— Begin Data lines —
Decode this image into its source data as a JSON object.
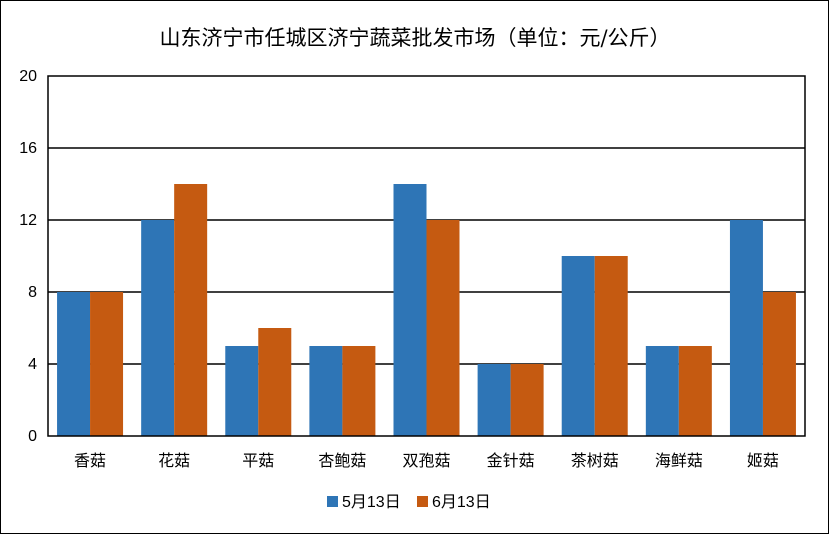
{
  "chart_data": {
    "type": "bar",
    "title": "山东济宁市任城区济宁蔬菜批发市场（单位：元/公斤）",
    "xlabel": "",
    "ylabel": "",
    "categories": [
      "香菇",
      "花菇",
      "平菇",
      "杏鲍菇",
      "双孢菇",
      "金针菇",
      "茶树菇",
      "海鲜菇",
      "姬菇"
    ],
    "series": [
      {
        "name": "5月13日",
        "color": "#2E75B6",
        "values": [
          8,
          12,
          5,
          5,
          14,
          4,
          10,
          5,
          12
        ]
      },
      {
        "name": "6月13日",
        "color": "#C55A11",
        "values": [
          8,
          14,
          6,
          5,
          12,
          4,
          10,
          5,
          8
        ]
      }
    ],
    "ylim": [
      0,
      20
    ],
    "yticks": [
      0,
      4,
      8,
      12,
      16,
      20
    ],
    "grid": true,
    "legend_position": "bottom"
  }
}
— End Data lines —
Repeat each entry exactly as given; no pictures belong in the copy.

The output >>
Decode this image into its source data as a JSON object.
{
  "chart_data": {
    "type": "bar",
    "title": "山东济宁市任城区济宁蔬菜批发市场（单位：元/公斤）",
    "xlabel": "",
    "ylabel": "",
    "categories": [
      "香菇",
      "花菇",
      "平菇",
      "杏鲍菇",
      "双孢菇",
      "金针菇",
      "茶树菇",
      "海鲜菇",
      "姬菇"
    ],
    "series": [
      {
        "name": "5月13日",
        "color": "#2E75B6",
        "values": [
          8,
          12,
          5,
          5,
          14,
          4,
          10,
          5,
          12
        ]
      },
      {
        "name": "6月13日",
        "color": "#C55A11",
        "values": [
          8,
          14,
          6,
          5,
          12,
          4,
          10,
          5,
          8
        ]
      }
    ],
    "ylim": [
      0,
      20
    ],
    "yticks": [
      0,
      4,
      8,
      12,
      16,
      20
    ],
    "grid": true,
    "legend_position": "bottom"
  }
}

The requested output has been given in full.